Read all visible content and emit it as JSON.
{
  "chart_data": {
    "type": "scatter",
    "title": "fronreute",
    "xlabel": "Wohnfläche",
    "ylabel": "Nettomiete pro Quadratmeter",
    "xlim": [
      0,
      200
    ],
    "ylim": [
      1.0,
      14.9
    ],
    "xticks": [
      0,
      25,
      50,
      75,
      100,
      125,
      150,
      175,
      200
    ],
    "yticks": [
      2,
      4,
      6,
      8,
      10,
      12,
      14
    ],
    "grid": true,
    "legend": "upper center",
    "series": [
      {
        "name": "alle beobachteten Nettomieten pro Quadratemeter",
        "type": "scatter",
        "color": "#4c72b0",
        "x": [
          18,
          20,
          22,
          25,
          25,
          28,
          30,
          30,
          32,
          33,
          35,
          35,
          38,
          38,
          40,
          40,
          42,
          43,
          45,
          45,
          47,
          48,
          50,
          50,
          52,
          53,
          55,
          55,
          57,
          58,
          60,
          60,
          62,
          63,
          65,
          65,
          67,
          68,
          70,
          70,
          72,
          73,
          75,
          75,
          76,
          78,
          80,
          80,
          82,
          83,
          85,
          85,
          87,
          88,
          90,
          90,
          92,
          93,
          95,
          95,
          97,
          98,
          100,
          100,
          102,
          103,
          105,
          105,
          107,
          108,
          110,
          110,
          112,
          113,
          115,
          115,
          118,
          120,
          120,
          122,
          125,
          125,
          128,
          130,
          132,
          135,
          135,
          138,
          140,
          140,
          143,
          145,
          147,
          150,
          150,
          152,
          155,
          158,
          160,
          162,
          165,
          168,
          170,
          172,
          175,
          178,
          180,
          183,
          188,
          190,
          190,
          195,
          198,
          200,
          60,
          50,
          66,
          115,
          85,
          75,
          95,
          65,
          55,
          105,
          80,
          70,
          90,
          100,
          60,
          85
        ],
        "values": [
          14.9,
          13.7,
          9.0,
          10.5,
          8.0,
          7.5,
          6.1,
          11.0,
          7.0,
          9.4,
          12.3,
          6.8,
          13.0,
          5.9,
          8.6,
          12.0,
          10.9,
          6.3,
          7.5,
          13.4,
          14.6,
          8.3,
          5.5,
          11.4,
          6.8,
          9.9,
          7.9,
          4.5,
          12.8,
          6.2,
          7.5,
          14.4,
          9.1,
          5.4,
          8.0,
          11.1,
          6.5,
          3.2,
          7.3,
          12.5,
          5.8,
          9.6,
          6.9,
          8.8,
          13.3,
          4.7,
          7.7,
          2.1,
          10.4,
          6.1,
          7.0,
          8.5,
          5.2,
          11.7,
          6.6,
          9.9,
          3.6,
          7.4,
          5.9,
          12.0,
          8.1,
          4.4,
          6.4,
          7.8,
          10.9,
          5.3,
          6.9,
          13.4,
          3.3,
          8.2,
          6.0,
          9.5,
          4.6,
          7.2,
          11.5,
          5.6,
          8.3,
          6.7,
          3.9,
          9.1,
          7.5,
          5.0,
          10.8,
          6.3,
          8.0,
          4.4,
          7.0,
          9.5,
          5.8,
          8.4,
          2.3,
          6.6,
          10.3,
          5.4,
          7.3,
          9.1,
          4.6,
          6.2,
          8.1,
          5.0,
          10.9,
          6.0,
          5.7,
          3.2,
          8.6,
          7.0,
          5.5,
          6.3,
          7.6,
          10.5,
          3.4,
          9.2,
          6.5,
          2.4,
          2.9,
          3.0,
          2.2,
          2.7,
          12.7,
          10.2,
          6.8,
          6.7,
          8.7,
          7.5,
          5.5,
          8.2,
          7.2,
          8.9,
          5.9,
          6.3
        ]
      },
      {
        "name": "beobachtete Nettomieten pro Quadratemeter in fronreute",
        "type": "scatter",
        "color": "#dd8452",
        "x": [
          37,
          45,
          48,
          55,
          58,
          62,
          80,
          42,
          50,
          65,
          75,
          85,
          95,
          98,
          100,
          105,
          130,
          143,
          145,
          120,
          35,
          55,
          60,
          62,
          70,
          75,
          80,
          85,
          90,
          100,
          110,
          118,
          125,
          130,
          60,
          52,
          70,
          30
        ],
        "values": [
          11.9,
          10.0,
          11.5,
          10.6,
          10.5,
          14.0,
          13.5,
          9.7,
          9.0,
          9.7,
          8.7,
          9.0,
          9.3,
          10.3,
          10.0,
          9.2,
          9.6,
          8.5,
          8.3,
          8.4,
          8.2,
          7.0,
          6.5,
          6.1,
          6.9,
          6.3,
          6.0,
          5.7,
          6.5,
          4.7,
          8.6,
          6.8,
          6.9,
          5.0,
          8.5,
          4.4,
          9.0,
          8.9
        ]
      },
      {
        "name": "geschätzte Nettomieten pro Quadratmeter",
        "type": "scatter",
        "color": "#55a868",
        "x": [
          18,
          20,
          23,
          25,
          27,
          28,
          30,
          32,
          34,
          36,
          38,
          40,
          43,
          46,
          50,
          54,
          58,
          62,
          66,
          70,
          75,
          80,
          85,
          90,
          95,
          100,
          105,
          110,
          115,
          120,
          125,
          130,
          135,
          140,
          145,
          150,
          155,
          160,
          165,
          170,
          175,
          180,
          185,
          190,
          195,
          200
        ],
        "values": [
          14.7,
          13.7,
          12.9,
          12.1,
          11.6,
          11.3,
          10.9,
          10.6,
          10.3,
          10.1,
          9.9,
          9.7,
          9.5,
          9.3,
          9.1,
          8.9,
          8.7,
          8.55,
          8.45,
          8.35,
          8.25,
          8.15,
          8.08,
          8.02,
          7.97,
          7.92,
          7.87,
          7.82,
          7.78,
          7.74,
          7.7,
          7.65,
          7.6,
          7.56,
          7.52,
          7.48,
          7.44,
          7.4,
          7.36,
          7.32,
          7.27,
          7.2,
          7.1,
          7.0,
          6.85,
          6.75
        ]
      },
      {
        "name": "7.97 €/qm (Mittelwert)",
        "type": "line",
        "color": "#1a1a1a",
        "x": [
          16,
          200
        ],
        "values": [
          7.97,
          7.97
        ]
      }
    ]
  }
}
--*--
* [Exercise instructions] From the records above, pull out every line containing the word "Quadratmeter".

* [Reply to the task]
    "ylabel": "Nettomiete pro Quadratmeter",
        "name": "geschätzte Nettomieten pro Quadratmeter",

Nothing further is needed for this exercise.